-- Figure record listings --

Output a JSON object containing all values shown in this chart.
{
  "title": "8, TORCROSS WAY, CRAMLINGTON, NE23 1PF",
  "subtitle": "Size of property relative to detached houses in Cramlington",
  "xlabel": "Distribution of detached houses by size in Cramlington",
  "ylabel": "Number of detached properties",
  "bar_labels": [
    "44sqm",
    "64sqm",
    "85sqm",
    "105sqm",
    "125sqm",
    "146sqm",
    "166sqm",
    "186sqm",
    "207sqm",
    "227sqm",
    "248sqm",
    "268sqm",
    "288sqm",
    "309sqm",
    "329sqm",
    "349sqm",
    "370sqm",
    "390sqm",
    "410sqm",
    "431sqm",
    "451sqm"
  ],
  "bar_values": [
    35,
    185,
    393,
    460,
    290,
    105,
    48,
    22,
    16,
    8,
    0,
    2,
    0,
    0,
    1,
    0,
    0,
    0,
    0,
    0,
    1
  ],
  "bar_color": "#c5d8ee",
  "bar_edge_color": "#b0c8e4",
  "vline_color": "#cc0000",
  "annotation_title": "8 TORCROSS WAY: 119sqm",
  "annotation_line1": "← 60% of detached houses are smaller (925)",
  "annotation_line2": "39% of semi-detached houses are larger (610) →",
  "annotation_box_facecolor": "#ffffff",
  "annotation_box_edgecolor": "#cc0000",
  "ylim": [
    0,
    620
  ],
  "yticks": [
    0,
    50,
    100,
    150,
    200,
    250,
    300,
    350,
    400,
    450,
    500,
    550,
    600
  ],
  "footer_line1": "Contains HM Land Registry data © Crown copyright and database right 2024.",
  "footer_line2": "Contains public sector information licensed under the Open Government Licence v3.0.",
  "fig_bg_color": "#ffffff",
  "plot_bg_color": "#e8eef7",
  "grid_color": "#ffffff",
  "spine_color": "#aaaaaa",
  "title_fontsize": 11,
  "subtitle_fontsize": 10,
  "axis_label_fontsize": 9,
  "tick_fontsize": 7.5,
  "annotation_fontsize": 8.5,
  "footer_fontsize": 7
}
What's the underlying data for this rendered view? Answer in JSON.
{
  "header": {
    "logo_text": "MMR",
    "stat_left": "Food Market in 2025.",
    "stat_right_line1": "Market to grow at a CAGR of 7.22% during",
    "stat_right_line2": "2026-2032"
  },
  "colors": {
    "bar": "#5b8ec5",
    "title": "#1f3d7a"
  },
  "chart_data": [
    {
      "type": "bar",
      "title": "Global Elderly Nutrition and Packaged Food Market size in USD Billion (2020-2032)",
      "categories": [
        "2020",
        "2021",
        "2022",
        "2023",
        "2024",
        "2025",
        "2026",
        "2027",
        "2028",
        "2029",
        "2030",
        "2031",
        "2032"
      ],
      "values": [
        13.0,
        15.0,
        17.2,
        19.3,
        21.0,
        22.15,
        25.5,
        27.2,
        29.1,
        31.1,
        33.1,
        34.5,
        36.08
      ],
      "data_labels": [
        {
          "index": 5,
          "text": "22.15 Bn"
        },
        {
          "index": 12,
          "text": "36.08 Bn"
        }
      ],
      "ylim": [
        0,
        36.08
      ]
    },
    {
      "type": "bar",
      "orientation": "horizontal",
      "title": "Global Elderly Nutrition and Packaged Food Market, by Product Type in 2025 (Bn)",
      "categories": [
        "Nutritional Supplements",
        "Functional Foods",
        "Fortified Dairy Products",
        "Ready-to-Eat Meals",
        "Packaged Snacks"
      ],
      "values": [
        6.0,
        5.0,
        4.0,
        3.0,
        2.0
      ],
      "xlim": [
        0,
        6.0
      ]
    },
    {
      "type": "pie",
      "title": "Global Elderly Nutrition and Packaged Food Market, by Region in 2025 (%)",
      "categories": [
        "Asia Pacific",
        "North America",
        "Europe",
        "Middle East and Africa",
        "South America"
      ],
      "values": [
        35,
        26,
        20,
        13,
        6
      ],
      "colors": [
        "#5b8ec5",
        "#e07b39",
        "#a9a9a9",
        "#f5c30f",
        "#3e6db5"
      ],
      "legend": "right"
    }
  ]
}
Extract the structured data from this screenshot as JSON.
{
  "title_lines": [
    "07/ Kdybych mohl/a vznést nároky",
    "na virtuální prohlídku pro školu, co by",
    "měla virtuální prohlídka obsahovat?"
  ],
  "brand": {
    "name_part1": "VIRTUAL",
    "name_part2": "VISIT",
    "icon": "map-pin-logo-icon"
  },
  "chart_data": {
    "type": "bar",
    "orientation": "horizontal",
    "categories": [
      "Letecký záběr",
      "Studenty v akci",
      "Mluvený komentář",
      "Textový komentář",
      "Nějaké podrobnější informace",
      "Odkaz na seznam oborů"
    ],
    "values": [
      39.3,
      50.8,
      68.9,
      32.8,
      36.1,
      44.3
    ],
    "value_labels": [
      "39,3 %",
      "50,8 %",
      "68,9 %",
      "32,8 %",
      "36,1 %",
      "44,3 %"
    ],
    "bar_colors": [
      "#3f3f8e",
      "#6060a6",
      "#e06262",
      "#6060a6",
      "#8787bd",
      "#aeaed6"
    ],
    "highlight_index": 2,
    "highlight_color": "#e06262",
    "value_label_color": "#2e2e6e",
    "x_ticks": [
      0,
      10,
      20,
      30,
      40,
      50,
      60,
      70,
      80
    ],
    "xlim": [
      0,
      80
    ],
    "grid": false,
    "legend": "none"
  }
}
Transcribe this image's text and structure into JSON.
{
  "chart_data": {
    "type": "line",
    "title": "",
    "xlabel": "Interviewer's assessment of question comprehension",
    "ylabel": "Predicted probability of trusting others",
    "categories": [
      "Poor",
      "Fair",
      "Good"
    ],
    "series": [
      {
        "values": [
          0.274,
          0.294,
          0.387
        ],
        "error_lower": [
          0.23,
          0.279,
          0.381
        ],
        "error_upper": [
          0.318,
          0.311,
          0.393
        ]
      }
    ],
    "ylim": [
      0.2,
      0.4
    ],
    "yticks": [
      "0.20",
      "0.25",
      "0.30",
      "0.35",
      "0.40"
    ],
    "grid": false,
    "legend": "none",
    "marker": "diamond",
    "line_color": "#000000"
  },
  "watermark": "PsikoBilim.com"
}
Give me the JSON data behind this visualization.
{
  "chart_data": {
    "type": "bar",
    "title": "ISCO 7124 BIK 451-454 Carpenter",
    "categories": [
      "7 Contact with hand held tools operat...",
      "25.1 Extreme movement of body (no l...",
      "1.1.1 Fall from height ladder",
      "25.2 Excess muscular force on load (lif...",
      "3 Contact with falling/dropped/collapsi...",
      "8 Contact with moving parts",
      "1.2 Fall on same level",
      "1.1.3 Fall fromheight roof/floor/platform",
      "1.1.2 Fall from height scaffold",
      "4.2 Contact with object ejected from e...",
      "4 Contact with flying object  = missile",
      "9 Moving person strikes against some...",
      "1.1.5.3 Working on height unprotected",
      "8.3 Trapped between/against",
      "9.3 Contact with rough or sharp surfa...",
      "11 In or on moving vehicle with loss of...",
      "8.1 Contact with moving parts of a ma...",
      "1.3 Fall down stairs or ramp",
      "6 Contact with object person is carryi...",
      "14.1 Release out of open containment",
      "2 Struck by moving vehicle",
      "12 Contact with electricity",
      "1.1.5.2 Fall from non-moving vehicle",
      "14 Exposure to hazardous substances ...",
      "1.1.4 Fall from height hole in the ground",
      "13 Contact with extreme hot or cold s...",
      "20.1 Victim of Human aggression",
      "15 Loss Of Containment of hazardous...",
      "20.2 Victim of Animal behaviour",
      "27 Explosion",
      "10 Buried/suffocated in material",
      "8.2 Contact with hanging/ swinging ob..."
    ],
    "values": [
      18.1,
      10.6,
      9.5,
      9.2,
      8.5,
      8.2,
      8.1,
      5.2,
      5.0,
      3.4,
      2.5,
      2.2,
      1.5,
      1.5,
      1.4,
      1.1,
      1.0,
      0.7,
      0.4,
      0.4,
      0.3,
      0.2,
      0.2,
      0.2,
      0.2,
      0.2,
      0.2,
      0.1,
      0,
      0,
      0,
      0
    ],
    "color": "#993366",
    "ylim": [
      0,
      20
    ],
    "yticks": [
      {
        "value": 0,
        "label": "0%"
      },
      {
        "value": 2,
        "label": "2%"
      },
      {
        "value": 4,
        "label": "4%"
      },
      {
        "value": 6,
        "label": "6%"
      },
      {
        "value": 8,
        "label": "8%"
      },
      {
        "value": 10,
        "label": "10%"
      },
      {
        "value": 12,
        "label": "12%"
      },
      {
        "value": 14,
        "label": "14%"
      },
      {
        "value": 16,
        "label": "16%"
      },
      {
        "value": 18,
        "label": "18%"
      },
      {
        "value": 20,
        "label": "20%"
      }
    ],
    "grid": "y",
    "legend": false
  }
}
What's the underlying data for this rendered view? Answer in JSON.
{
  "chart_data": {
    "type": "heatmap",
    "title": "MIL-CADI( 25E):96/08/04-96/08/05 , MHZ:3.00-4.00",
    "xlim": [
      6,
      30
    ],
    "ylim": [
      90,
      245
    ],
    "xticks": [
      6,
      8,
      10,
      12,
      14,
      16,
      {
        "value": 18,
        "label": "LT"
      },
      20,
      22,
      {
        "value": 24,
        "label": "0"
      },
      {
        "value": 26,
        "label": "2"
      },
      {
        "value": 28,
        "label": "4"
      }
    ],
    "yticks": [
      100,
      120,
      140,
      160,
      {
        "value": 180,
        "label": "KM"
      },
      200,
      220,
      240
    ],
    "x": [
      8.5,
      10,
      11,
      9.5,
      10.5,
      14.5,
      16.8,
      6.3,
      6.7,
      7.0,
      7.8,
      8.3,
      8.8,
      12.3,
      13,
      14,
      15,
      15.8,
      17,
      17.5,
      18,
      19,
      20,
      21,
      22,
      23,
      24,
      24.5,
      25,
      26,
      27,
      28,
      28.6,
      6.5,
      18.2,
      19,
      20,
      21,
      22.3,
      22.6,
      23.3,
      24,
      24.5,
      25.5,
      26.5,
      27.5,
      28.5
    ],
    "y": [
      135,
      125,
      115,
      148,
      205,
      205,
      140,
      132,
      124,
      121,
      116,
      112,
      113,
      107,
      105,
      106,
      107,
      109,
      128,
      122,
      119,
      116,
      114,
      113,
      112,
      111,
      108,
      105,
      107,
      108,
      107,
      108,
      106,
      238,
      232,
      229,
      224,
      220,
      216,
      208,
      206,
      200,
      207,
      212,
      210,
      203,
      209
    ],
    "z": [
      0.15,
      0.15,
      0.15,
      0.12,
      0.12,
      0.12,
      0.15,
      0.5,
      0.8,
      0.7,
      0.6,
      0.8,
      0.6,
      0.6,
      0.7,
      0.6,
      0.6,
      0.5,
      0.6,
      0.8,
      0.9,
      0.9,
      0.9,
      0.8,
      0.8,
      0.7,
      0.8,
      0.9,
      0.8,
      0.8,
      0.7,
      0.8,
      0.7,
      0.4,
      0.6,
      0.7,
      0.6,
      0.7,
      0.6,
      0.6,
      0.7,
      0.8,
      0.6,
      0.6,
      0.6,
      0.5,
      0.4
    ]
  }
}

-- Prompt --
A line counts if it holds the word "ylabel". How many lines of the entries count? Give the number only.

-- Task answer --
2